Work to do: Read the records and gather each line that includes "sind".

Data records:
--- --- ---

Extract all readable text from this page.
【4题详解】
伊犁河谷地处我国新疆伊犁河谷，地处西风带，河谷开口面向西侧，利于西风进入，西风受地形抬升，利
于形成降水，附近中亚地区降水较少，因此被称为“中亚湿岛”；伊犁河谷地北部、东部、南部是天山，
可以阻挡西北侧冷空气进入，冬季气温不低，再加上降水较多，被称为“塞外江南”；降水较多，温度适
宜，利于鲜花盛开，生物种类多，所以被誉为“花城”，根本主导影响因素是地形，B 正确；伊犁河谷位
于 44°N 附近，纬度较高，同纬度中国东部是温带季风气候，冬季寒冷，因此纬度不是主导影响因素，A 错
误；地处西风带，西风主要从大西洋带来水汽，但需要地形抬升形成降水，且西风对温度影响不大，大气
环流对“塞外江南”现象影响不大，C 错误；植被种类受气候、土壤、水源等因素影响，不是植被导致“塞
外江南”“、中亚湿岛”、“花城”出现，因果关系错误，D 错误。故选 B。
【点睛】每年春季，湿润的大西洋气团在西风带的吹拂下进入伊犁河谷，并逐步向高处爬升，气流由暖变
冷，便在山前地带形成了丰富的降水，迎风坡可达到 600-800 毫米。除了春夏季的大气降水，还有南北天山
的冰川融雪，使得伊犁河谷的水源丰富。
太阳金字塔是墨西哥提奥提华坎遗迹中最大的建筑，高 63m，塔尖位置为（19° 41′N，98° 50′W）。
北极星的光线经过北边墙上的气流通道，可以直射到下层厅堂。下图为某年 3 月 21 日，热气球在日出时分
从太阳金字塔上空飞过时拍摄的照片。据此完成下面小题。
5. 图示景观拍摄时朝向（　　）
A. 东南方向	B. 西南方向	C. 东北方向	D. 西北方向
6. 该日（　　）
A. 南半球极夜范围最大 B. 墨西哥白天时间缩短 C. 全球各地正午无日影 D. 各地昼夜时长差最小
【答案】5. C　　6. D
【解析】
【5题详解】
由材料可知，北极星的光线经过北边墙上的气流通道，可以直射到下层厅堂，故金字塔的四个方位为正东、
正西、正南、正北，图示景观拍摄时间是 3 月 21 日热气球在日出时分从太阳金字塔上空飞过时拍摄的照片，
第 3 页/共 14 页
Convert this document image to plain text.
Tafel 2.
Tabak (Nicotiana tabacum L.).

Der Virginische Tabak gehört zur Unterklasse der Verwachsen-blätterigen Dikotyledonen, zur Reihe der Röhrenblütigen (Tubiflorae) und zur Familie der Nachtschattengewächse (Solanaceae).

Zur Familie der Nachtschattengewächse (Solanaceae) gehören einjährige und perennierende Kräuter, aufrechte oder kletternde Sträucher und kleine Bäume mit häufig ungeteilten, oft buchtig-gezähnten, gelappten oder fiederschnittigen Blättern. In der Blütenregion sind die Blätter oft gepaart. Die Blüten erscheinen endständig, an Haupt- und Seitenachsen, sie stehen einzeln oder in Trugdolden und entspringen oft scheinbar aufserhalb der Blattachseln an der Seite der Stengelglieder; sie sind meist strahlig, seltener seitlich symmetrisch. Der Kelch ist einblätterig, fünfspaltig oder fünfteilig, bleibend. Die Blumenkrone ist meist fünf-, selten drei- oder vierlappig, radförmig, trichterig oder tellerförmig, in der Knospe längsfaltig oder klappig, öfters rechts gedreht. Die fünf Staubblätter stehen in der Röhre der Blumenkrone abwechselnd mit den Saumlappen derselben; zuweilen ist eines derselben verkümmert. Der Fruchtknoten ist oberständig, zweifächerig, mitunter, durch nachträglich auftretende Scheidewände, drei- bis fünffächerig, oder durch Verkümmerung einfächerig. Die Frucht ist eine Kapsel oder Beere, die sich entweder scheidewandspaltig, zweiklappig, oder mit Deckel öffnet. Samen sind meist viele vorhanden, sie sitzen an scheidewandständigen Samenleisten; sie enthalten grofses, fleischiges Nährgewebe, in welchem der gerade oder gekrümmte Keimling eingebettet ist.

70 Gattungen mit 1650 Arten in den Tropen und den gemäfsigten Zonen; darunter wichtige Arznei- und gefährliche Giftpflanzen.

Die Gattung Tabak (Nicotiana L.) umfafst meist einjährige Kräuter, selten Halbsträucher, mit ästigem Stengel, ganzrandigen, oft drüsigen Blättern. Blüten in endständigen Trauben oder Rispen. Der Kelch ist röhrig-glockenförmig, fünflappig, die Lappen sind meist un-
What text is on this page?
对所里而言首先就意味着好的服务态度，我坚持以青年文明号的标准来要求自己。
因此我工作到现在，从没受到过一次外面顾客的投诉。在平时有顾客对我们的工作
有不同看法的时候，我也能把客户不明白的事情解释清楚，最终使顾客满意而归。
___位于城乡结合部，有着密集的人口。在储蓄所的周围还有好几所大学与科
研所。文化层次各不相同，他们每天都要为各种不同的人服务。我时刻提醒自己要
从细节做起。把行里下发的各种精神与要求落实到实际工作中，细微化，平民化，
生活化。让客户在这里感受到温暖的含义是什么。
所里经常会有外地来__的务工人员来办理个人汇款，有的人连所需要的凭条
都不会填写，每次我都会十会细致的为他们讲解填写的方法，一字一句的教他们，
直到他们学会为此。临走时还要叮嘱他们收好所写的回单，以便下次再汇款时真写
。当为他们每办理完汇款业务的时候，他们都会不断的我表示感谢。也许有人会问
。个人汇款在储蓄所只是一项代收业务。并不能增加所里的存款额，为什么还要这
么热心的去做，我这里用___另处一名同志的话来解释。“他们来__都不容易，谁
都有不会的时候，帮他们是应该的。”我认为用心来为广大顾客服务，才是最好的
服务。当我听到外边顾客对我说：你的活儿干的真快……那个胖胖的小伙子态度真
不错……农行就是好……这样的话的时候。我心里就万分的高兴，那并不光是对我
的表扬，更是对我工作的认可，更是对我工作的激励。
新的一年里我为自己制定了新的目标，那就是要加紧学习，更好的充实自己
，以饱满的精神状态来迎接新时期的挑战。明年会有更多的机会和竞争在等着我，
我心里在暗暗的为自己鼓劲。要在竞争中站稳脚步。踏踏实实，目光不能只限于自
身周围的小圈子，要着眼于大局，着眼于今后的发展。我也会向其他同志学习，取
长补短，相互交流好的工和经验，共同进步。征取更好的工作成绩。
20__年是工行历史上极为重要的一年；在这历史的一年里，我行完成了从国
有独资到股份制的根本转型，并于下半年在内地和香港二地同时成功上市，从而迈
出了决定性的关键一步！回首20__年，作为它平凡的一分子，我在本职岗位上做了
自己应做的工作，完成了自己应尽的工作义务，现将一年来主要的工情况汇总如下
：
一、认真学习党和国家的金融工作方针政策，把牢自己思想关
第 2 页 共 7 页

--- --- ---

The reply:
Zur Familie der Nachtschattengewächse (Solanaceae) gehören einjährige und perennierende Kräuter, aufrechte oder kletternde Sträucher und kleine Bäume mit häufig ungeteilten, oft buchtig-gezähnten, gelappten oder fiederschnittigen Blättern. In der Blütenregion sind die Blätter oft gepaart. Die Blüten erscheinen endständig, an Haupt- und Seitenachsen, sie stehen einzeln oder in Trugdolden und entspringen oft scheinbar aufserhalb der Blattachseln an der Seite der Stengelglieder; sie sind meist strahlig, seltener seitlich symmetrisch. Der Kelch ist einblätterig, fünfspaltig oder fünfteilig, bleibend. Die Blumenkrone ist meist fünf-, selten drei- oder vierlappig, radförmig, trichterig oder tellerförmig, in der Knospe längsfaltig oder klappig, öfters rechts gedreht. Die fünf Staubblätter stehen in der Röhre der Blumenkrone abwechselnd mit den Saumlappen derselben; zuweilen ist eines derselben verkümmert. Der Fruchtknoten ist oberständig, zweifächerig, mitunter, durch nachträglich auftretende Scheidewände, drei- bis fünffächerig, oder durch Verkümmerung einfächerig. Die Frucht ist eine Kapsel oder Beere, die sich entweder scheidewandspaltig, zweiklappig, oder mit Deckel öffnet. Samen sind meist viele vorhanden, sie sitzen an scheidewandständigen Samenleisten; sie enthalten grofses, fleischiges Nährgewebe, in welchem der gerade oder gekrümmte Keimling eingebettet ist.
Die Gattung Tabak (Nicotiana L.) umfafst meist einjährige Kräuter, selten Halbsträucher, mit ästigem Stengel, ganzrandigen, oft drüsigen Blättern. Blüten in endständigen Trauben oder Rispen. Der Kelch ist röhrig-glockenförmig, fünflappig, die Lappen sind meist un-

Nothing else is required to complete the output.